Give all of the lines again exactly as they read.

Provided data
* start *
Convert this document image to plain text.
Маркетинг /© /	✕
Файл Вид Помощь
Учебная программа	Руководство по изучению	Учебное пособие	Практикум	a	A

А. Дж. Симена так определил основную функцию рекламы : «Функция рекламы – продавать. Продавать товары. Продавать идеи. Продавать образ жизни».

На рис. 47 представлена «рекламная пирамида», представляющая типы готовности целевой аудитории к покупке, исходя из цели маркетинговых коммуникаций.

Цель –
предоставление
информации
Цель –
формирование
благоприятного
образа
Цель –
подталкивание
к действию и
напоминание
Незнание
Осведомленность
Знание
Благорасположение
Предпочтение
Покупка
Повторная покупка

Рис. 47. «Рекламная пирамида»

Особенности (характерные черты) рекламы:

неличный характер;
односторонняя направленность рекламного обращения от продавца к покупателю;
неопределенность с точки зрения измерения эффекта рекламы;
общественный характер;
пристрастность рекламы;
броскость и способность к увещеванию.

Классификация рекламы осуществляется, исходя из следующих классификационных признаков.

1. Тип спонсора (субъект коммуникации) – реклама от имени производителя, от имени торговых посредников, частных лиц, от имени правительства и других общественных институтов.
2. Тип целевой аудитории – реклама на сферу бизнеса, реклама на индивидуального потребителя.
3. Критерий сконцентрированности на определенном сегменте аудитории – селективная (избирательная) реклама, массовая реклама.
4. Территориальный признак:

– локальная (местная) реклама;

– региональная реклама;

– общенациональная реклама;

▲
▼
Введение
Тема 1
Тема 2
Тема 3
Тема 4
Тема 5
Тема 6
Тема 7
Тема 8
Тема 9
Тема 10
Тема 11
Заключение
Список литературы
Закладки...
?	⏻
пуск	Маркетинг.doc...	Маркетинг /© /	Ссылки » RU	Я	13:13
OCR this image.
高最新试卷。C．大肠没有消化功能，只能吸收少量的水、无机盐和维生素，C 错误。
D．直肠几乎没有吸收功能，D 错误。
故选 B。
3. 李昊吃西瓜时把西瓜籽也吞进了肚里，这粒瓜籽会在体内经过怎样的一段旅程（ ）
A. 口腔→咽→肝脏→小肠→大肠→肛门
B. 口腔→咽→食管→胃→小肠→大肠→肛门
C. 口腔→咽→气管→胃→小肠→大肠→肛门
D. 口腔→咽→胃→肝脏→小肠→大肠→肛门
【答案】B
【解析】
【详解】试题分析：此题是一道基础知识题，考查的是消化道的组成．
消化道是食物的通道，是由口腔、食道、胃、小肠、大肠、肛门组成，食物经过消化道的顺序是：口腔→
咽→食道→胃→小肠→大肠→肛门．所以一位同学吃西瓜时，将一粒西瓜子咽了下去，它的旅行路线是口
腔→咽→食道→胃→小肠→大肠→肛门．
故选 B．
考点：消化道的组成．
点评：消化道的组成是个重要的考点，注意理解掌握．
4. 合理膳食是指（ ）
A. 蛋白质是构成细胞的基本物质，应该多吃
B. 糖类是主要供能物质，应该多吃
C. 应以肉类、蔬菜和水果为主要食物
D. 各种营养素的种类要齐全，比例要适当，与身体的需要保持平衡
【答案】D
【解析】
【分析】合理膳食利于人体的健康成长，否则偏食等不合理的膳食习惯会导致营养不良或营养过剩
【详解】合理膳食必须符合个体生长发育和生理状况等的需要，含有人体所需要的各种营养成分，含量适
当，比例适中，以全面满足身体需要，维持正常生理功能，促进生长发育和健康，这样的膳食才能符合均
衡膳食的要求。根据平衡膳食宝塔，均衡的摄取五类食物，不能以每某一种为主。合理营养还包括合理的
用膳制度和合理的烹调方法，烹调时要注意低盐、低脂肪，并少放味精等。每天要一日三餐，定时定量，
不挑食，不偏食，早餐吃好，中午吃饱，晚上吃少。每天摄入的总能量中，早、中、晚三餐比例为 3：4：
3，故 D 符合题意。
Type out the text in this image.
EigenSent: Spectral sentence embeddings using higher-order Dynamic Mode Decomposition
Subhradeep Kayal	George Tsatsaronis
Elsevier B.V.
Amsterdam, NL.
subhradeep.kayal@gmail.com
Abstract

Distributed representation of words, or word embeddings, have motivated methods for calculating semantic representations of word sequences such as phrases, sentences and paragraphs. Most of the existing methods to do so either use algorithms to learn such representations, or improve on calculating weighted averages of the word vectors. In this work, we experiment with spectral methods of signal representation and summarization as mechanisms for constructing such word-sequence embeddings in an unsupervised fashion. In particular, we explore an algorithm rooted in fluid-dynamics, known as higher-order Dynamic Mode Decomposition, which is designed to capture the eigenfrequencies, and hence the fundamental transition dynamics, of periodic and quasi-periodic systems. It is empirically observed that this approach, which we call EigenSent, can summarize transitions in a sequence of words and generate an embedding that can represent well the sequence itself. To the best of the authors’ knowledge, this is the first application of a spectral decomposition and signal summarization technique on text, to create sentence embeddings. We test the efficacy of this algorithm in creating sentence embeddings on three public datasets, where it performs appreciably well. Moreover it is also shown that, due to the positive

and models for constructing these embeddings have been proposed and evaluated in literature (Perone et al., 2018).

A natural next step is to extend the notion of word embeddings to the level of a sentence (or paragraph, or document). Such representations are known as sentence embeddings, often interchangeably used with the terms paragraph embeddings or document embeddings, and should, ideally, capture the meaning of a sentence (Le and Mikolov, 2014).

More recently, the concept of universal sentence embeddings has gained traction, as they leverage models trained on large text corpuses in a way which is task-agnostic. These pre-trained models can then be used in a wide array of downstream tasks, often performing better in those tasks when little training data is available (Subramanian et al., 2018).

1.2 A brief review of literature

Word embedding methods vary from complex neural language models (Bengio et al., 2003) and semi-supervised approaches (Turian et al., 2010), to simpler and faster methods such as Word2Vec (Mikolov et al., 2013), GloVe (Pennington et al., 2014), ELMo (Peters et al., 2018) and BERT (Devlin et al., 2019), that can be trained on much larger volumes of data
* end *
Final result
Convert this document image to plain text.
Маркетинг /© /	✕
Файл Вид Помощь
Учебная программа	Руководство по изучению	Учебное пособие	Практикум	a	A

А. Дж. Симена так определил основную функцию рекламы : «Функция рекламы – продавать. Продавать товары. Продавать идеи. Продавать образ жизни».

На рис. 47 представлена «рекламная пирамида», представляющая типы готовности целевой аудитории к покупке, исходя из цели маркетинговых коммуникаций.

Цель –
предоставление
информации
Цель –
формирование
благоприятного
образа
Цель –
подталкивание
к действию и
напоминание
Незнание
Осведомленность
Знание
Благорасположение
Предпочтение
Покупка
Повторная покупка

Рис. 47. «Рекламная пирамида»

Особенности (характерные черты) рекламы:

неличный характер;
односторонняя направленность рекламного обращения от продавца к покупателю;
неопределенность с точки зрения измерения эффекта рекламы;
общественный характер;
пристрастность рекламы;
броскость и способность к увещеванию.

Классификация рекламы осуществляется, исходя из следующих классификационных признаков.

1. Тип спонсора (субъект коммуникации) – реклама от имени производителя, от имени торговых посредников, частных лиц, от имени правительства и других общественных институтов.
2. Тип целевой аудитории – реклама на сферу бизнеса, реклама на индивидуального потребителя.
3. Критерий сконцентрированности на определенном сегменте аудитории – селективная (избирательная) реклама, массовая реклама.
4. Территориальный признак:

– локальная (местная) реклама;

– региональная реклама;

– общенациональная реклама;

▲
▼
Введение
Тема 1
Тема 2
Тема 3
Тема 4
Тема 5
Тема 6
Тема 7
Тема 8
Тема 9
Тема 10
Тема 11
Заключение
Список литературы
Закладки...
?	⏻
пуск	Маркетинг.doc...	Маркетинг /© /	Ссылки » RU	Я	13:13
OCR this image.
高最新试卷。C．大肠没有消化功能，只能吸收少量的水、无机盐和维生素，C 错误。
D．直肠几乎没有吸收功能，D 错误。
故选 B。
3. 李昊吃西瓜时把西瓜籽也吞进了肚里，这粒瓜籽会在体内经过怎样的一段旅程（ ）
A. 口腔→咽→肝脏→小肠→大肠→肛门
B. 口腔→咽→食管→胃→小肠→大肠→肛门
C. 口腔→咽→气管→胃→小肠→大肠→肛门
D. 口腔→咽→胃→肝脏→小肠→大肠→肛门
【答案】B
【解析】
【详解】试题分析：此题是一道基础知识题，考查的是消化道的组成．
消化道是食物的通道，是由口腔、食道、胃、小肠、大肠、肛门组成，食物经过消化道的顺序是：口腔→
咽→食道→胃→小肠→大肠→肛门．所以一位同学吃西瓜时，将一粒西瓜子咽了下去，它的旅行路线是口
腔→咽→食道→胃→小肠→大肠→肛门．
故选 B．
考点：消化道的组成．
点评：消化道的组成是个重要的考点，注意理解掌握．
4. 合理膳食是指（ ）
A. 蛋白质是构成细胞的基本物质，应该多吃
B. 糖类是主要供能物质，应该多吃
C. 应以肉类、蔬菜和水果为主要食物
D. 各种营养素的种类要齐全，比例要适当，与身体的需要保持平衡
【答案】D
【解析】
【分析】合理膳食利于人体的健康成长，否则偏食等不合理的膳食习惯会导致营养不良或营养过剩
【详解】合理膳食必须符合个体生长发育和生理状况等的需要，含有人体所需要的各种营养成分，含量适
当，比例适中，以全面满足身体需要，维持正常生理功能，促进生长发育和健康，这样的膳食才能符合均
衡膳食的要求。根据平衡膳食宝塔，均衡的摄取五类食物，不能以每某一种为主。合理营养还包括合理的
用膳制度和合理的烹调方法，烹调时要注意低盐、低脂肪，并少放味精等。每天要一日三餐，定时定量，
不挑食，不偏食，早餐吃好，中午吃饱，晚上吃少。每天摄入的总能量中，早、中、晚三餐比例为 3：4：
3，故 D 符合题意。
Type out the text in this image.
EigenSent: Spectral sentence embeddings using higher-order Dynamic Mode Decomposition
Subhradeep Kayal	George Tsatsaronis
Elsevier B.V.
Amsterdam, NL.
subhradeep.kayal@gmail.com
Abstract

Distributed representation of words, or word embeddings, have motivated methods for calculating semantic representations of word sequences such as phrases, sentences and paragraphs. Most of the existing methods to do so either use algorithms to learn such representations, or improve on calculating weighted averages of the word vectors. In this work, we experiment with spectral methods of signal representation and summarization as mechanisms for constructing such word-sequence embeddings in an unsupervised fashion. In particular, we explore an algorithm rooted in fluid-dynamics, known as higher-order Dynamic Mode Decomposition, which is designed to capture the eigenfrequencies, and hence the fundamental transition dynamics, of periodic and quasi-periodic systems. It is empirically observed that this approach, which we call EigenSent, can summarize transitions in a sequence of words and generate an embedding that can represent well the sequence itself. To the best of the authors’ knowledge, this is the first application of a spectral decomposition and signal summarization technique on text, to create sentence embeddings. We test the efficacy of this algorithm in creating sentence embeddings on three public datasets, where it performs appreciably well. Moreover it is also shown that, due to the positive

and models for constructing these embeddings have been proposed and evaluated in literature (Perone et al., 2018).

A natural next step is to extend the notion of word embeddings to the level of a sentence (or paragraph, or document). Such representations are known as sentence embeddings, often interchangeably used with the terms paragraph embeddings or document embeddings, and should, ideally, capture the meaning of a sentence (Le and Mikolov, 2014).

More recently, the concept of universal sentence embeddings has gained traction, as they leverage models trained on large text corpuses in a way which is task-agnostic. These pre-trained models can then be used in a wide array of downstream tasks, often performing better in those tasks when little training data is available (Subramanian et al., 2018).

1.2 A brief review of literature

Word embedding methods vary from complex neural language models (Bengio et al., 2003) and semi-supervised approaches (Turian et al., 2010), to simpler and faster methods such as Word2Vec (Mikolov et al., 2013), GloVe (Pennington et al., 2014), ELMo (Peters et al., 2018) and BERT (Devlin et al., 2019), that can be trained on much larger volumes of data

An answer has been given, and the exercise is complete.